> Supplied material:
▽
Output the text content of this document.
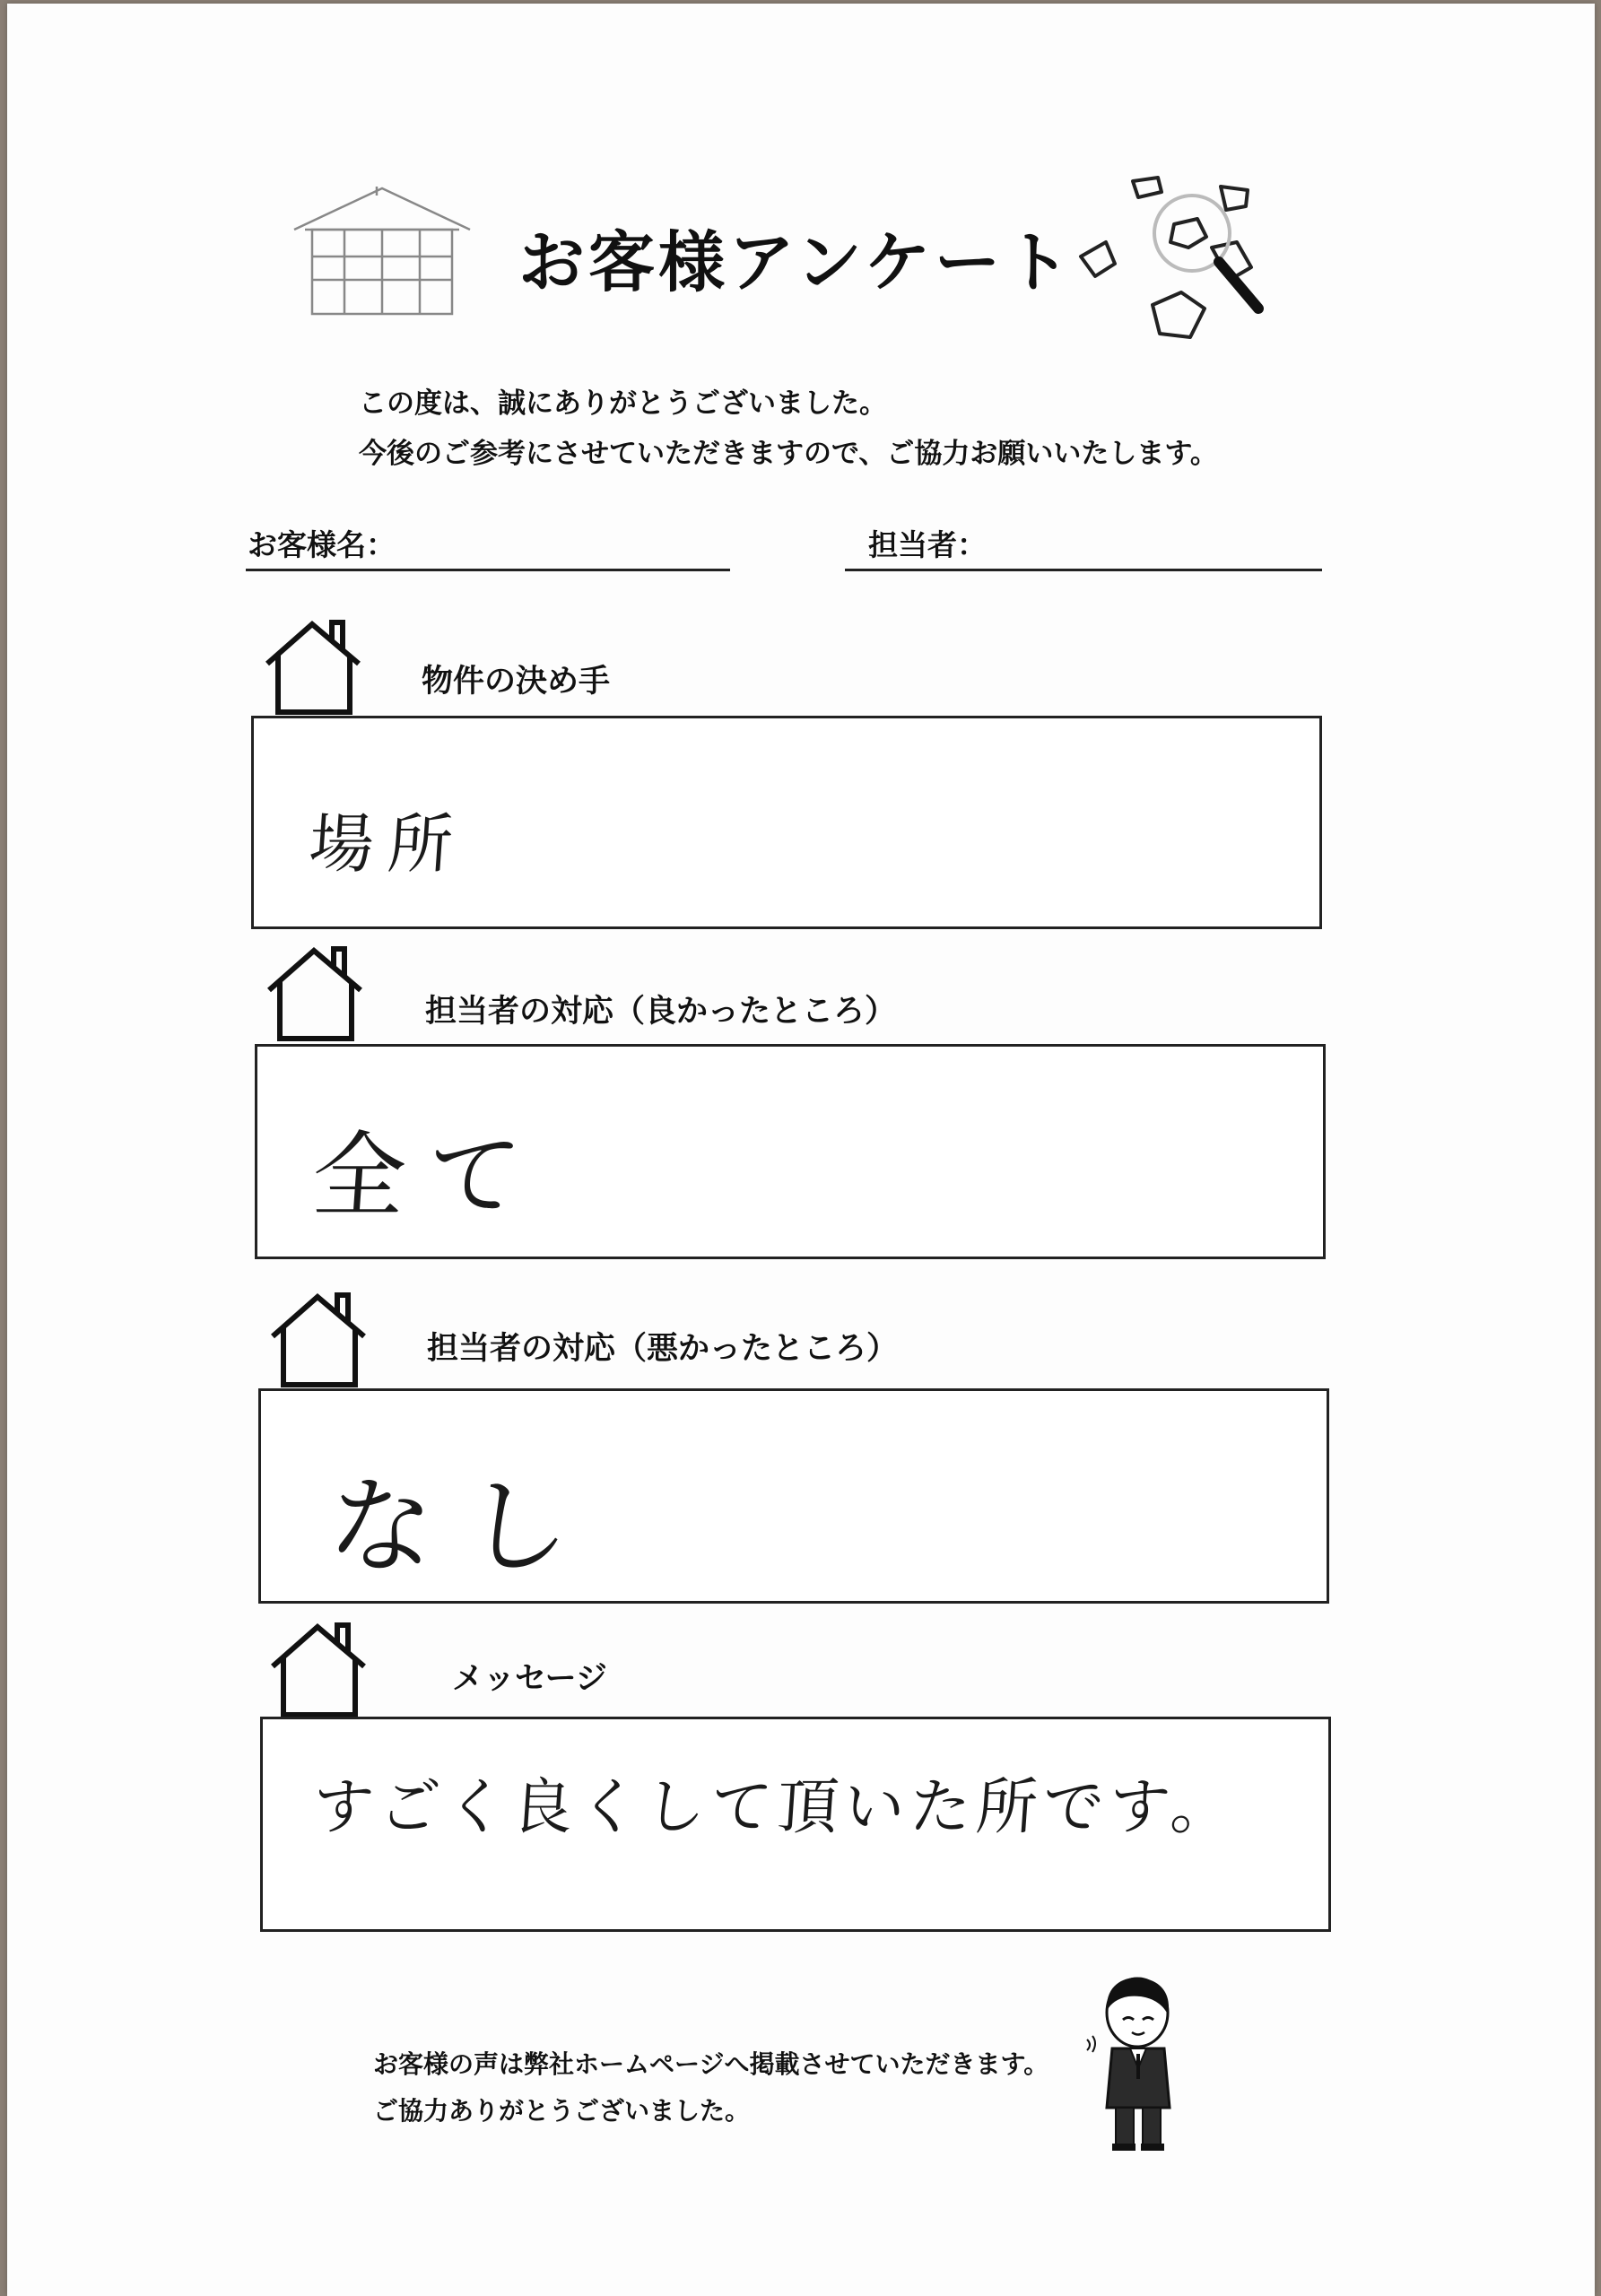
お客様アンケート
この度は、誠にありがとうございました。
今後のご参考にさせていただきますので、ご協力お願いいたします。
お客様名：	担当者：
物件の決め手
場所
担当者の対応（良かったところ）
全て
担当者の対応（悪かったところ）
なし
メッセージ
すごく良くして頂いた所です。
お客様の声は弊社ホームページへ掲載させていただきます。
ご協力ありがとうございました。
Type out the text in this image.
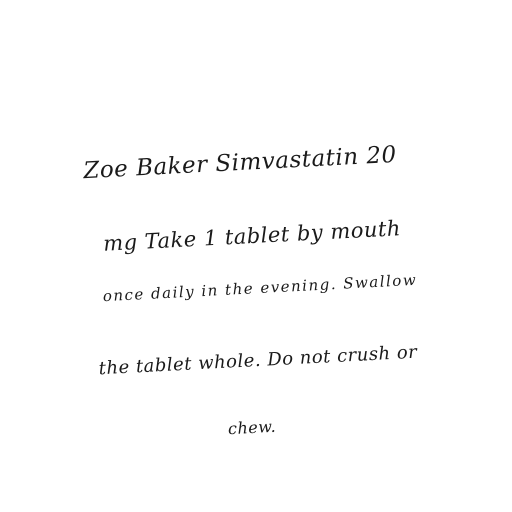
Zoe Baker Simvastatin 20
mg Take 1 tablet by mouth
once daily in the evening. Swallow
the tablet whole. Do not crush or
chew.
△
> Requirement:
Can you retype every record above exactly, leaving out the pictures?

> Reply to the task:
Output the text content of this document.
お客様アンケート
この度は、誠にありがとうございました。
今後のご参考にさせていただきますので、ご協力お願いいたします。
お客様名：	担当者：
物件の決め手
場所
担当者の対応（良かったところ）
全て
担当者の対応（悪かったところ）
なし
メッセージ
すごく良くして頂いた所です。
お客様の声は弊社ホームページへ掲載させていただきます。
ご協力ありがとうございました。
Type out the text in this image.
Zoe Baker Simvastatin 20
mg Take 1 tablet by mouth
once daily in the evening. Swallow
the tablet whole. Do not crush or
chew.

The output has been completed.